REQUIRED WORK:
Copy each line in which the string "положение" occurs.

>> Begin

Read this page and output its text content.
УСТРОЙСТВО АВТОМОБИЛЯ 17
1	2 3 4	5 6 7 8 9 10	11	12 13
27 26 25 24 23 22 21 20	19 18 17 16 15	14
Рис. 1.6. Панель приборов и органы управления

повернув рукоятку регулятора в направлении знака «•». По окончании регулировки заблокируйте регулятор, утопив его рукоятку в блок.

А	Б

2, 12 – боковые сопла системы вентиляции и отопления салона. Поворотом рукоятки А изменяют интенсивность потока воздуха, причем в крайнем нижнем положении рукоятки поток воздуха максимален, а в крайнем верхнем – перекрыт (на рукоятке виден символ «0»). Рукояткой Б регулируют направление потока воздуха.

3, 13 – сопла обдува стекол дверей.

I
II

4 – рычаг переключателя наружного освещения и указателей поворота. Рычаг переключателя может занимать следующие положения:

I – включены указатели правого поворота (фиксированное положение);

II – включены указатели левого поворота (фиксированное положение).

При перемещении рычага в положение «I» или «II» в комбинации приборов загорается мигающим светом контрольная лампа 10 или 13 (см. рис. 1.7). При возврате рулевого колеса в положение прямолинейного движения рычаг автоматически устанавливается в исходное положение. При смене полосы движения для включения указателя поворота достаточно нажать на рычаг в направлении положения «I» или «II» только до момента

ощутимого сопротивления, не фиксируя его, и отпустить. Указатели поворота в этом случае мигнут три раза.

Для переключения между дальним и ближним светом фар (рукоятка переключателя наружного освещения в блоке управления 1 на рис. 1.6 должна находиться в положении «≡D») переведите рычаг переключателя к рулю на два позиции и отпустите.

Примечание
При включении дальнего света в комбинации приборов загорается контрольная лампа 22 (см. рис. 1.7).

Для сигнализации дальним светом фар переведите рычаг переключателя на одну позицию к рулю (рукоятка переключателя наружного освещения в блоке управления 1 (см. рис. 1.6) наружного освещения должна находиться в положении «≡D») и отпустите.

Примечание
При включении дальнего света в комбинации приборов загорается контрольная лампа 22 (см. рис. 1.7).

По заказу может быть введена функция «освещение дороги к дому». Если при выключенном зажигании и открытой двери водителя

>> End
>> Begin

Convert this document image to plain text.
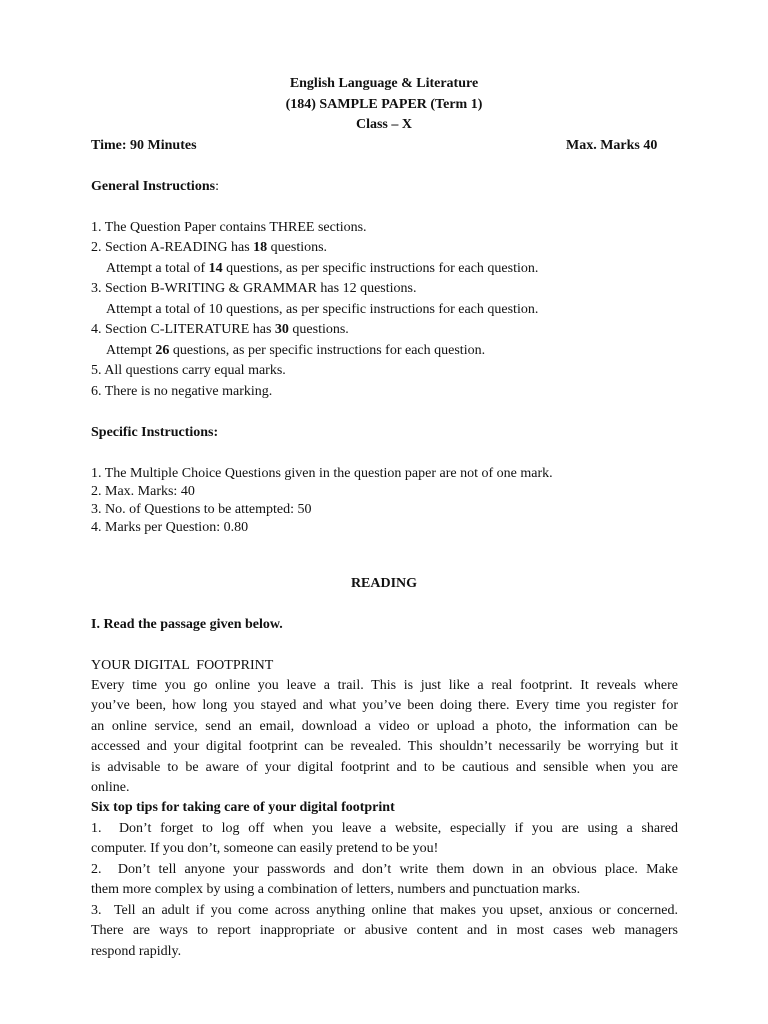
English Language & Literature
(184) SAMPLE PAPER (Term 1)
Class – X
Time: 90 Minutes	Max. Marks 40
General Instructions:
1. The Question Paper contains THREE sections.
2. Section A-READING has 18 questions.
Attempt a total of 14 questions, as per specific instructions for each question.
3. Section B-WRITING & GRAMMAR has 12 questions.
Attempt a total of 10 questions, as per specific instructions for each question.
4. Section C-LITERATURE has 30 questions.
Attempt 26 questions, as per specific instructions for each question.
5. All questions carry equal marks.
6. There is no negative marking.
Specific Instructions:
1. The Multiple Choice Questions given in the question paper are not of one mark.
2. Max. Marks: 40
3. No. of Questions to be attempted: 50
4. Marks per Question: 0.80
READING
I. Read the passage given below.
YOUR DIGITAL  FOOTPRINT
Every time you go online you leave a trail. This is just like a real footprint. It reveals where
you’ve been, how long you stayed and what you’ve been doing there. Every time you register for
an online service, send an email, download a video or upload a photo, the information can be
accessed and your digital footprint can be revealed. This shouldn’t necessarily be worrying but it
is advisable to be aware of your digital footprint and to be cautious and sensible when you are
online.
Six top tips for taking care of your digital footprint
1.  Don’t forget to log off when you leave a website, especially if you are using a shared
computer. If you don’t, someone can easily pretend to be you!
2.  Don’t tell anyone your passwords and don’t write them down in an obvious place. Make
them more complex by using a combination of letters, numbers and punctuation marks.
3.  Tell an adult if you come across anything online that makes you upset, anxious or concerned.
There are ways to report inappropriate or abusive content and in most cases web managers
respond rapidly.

>> End

FULL SOLUTION:
I – включены указатели правого поворота (фиксированное положение);
II – включены указатели левого поворота (фиксированное положение).
При перемещении рычага в положение «I» или «II» в комбинации приборов загорается мигающим светом контрольная лампа 10 или 13 (см. рис. 1.7). При возврате рулевого колеса в положение прямолинейного движения рычаг автоматически устанавливается в исходное положение. При смене полосы движения для включения указателя поворота достаточно нажать на рычаг в направлении положения «I» или «II» только до момента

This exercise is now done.